__YOUR GOAL__. Reproduce all the entries exactly.
* Start GIVEN DATA *
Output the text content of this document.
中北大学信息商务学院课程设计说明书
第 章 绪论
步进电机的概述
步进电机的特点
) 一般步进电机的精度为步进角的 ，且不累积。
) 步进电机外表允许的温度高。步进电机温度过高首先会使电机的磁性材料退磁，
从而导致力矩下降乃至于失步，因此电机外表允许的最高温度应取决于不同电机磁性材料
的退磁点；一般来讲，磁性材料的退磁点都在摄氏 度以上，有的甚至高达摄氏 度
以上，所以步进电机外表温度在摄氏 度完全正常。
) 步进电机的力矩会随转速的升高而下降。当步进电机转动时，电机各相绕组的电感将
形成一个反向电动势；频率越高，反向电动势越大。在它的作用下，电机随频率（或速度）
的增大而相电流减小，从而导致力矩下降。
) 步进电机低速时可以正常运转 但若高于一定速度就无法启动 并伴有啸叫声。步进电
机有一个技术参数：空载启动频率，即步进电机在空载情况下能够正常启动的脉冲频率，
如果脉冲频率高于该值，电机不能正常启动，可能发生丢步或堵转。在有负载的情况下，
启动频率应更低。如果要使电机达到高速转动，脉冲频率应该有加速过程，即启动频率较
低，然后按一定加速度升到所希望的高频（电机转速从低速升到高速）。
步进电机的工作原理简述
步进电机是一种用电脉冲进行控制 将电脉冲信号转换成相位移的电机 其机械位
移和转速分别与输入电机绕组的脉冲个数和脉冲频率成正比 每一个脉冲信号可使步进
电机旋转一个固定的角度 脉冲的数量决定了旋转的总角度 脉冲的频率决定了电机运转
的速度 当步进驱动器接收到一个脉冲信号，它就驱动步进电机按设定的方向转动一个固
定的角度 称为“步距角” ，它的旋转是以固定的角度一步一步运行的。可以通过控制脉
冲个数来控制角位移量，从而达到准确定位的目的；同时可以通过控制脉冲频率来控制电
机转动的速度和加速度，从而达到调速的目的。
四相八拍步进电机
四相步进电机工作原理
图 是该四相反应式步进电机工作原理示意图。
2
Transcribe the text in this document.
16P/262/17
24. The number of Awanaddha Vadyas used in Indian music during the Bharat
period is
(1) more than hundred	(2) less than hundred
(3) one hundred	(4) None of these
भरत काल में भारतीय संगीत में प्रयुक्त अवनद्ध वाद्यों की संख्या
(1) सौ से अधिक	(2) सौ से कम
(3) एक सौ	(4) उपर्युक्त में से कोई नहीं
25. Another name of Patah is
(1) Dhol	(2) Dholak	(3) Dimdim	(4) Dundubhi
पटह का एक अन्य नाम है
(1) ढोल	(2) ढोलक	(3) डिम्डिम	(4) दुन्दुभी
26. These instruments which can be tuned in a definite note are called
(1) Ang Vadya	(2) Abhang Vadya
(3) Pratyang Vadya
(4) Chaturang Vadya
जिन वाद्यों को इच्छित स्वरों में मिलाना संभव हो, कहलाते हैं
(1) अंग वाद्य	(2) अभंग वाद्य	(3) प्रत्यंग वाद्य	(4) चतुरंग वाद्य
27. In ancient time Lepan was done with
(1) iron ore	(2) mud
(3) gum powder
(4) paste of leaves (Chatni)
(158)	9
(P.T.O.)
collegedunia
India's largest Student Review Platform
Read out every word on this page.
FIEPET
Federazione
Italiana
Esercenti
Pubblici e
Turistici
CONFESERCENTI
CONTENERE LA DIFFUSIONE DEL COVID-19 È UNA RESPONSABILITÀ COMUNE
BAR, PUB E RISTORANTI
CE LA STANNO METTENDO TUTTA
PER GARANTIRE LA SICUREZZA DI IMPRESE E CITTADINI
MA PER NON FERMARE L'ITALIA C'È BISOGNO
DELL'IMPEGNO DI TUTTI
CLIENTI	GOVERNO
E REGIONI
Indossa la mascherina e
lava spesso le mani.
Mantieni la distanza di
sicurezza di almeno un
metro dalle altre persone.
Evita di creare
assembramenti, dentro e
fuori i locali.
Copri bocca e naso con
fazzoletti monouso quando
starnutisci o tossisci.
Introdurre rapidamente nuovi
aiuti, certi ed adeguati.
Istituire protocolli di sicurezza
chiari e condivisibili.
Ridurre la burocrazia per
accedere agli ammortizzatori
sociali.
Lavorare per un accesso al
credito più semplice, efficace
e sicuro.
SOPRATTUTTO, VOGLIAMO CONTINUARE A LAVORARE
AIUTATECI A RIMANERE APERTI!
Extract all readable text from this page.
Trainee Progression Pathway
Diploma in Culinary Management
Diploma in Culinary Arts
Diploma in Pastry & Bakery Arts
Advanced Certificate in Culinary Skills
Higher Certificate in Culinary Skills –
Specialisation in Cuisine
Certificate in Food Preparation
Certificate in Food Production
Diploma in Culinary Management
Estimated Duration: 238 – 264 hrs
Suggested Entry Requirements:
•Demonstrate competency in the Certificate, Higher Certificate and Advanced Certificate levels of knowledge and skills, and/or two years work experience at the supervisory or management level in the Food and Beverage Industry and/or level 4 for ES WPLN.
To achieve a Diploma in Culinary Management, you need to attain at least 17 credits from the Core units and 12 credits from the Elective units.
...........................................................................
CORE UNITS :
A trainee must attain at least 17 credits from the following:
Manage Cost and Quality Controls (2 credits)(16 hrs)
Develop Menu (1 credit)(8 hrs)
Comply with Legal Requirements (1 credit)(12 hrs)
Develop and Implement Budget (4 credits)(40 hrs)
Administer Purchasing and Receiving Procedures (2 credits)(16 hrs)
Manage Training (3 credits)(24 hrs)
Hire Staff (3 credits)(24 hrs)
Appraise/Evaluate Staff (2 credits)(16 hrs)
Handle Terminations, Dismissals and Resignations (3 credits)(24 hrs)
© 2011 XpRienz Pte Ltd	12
* End GIVEN DATA *
__EXERCISE RESPONSE__.
Output the text content of this document.
中北大学信息商务学院课程设计说明书
第 章 绪论
步进电机的概述
步进电机的特点
) 一般步进电机的精度为步进角的 ，且不累积。
) 步进电机外表允许的温度高。步进电机温度过高首先会使电机的磁性材料退磁，
从而导致力矩下降乃至于失步，因此电机外表允许的最高温度应取决于不同电机磁性材料
的退磁点；一般来讲，磁性材料的退磁点都在摄氏 度以上，有的甚至高达摄氏 度
以上，所以步进电机外表温度在摄氏 度完全正常。
) 步进电机的力矩会随转速的升高而下降。当步进电机转动时，电机各相绕组的电感将
形成一个反向电动势；频率越高，反向电动势越大。在它的作用下，电机随频率（或速度）
的增大而相电流减小，从而导致力矩下降。
) 步进电机低速时可以正常运转 但若高于一定速度就无法启动 并伴有啸叫声。步进电
机有一个技术参数：空载启动频率，即步进电机在空载情况下能够正常启动的脉冲频率，
如果脉冲频率高于该值，电机不能正常启动，可能发生丢步或堵转。在有负载的情况下，
启动频率应更低。如果要使电机达到高速转动，脉冲频率应该有加速过程，即启动频率较
低，然后按一定加速度升到所希望的高频（电机转速从低速升到高速）。
步进电机的工作原理简述
步进电机是一种用电脉冲进行控制 将电脉冲信号转换成相位移的电机 其机械位
移和转速分别与输入电机绕组的脉冲个数和脉冲频率成正比 每一个脉冲信号可使步进
电机旋转一个固定的角度 脉冲的数量决定了旋转的总角度 脉冲的频率决定了电机运转
的速度 当步进驱动器接收到一个脉冲信号，它就驱动步进电机按设定的方向转动一个固
定的角度 称为“步距角” ，它的旋转是以固定的角度一步一步运行的。可以通过控制脉
冲个数来控制角位移量，从而达到准确定位的目的；同时可以通过控制脉冲频率来控制电
机转动的速度和加速度，从而达到调速的目的。
四相八拍步进电机
四相步进电机工作原理
图 是该四相反应式步进电机工作原理示意图。
2
Transcribe the text in this document.
16P/262/17
24. The number of Awanaddha Vadyas used in Indian music during the Bharat
period is
(1) more than hundred	(2) less than hundred
(3) one hundred	(4) None of these
भरत काल में भारतीय संगीत में प्रयुक्त अवनद्ध वाद्यों की संख्या
(1) सौ से अधिक	(2) सौ से कम
(3) एक सौ	(4) उपर्युक्त में से कोई नहीं
25. Another name of Patah is
(1) Dhol	(2) Dholak	(3) Dimdim	(4) Dundubhi
पटह का एक अन्य नाम है
(1) ढोल	(2) ढोलक	(3) डिम्डिम	(4) दुन्दुभी
26. These instruments which can be tuned in a definite note are called
(1) Ang Vadya	(2) Abhang Vadya
(3) Pratyang Vadya
(4) Chaturang Vadya
जिन वाद्यों को इच्छित स्वरों में मिलाना संभव हो, कहलाते हैं
(1) अंग वाद्य	(2) अभंग वाद्य	(3) प्रत्यंग वाद्य	(4) चतुरंग वाद्य
27. In ancient time Lepan was done with
(1) iron ore	(2) mud
(3) gum powder
(4) paste of leaves (Chatni)
(158)	9
(P.T.O.)
collegedunia
India's largest Student Review Platform
Read out every word on this page.
FIEPET
Federazione
Italiana
Esercenti
Pubblici e
Turistici
CONFESERCENTI
CONTENERE LA DIFFUSIONE DEL COVID-19 È UNA RESPONSABILITÀ COMUNE
BAR, PUB E RISTORANTI
CE LA STANNO METTENDO TUTTA
PER GARANTIRE LA SICUREZZA DI IMPRESE E CITTADINI
MA PER NON FERMARE L'ITALIA C'È BISOGNO
DELL'IMPEGNO DI TUTTI
CLIENTI	GOVERNO
E REGIONI
Indossa la mascherina e
lava spesso le mani.
Mantieni la distanza di
sicurezza di almeno un
metro dalle altre persone.
Evita di creare
assembramenti, dentro e
fuori i locali.
Copri bocca e naso con
fazzoletti monouso quando
starnutisci o tossisci.
Introdurre rapidamente nuovi
aiuti, certi ed adeguati.
Istituire protocolli di sicurezza
chiari e condivisibili.
Ridurre la burocrazia per
accedere agli ammortizzatori
sociali.
Lavorare per un accesso al
credito più semplice, efficace
e sicuro.
SOPRATTUTTO, VOGLIAMO CONTINUARE A LAVORARE
AIUTATECI A RIMANERE APERTI!
Extract all readable text from this page.
Trainee Progression Pathway
Diploma in Culinary Management
Diploma in Culinary Arts
Diploma in Pastry & Bakery Arts
Advanced Certificate in Culinary Skills
Higher Certificate in Culinary Skills –
Specialisation in Cuisine
Certificate in Food Preparation
Certificate in Food Production
Diploma in Culinary Management
Estimated Duration: 238 – 264 hrs
Suggested Entry Requirements:
•Demonstrate competency in the Certificate, Higher Certificate and Advanced Certificate levels of knowledge and skills, and/or two years work experience at the supervisory or management level in the Food and Beverage Industry and/or level 4 for ES WPLN.
To achieve a Diploma in Culinary Management, you need to attain at least 17 credits from the Core units and 12 credits from the Elective units.
...........................................................................
CORE UNITS :
A trainee must attain at least 17 credits from the following:
Manage Cost and Quality Controls (2 credits)(16 hrs)
Develop Menu (1 credit)(8 hrs)
Comply with Legal Requirements (1 credit)(12 hrs)
Develop and Implement Budget (4 credits)(40 hrs)
Administer Purchasing and Receiving Procedures (2 credits)(16 hrs)
Manage Training (3 credits)(24 hrs)
Hire Staff (3 credits)(24 hrs)
Appraise/Evaluate Staff (2 credits)(16 hrs)
Handle Terminations, Dismissals and Resignations (3 credits)(24 hrs)
© 2011 XpRienz Pte Ltd	12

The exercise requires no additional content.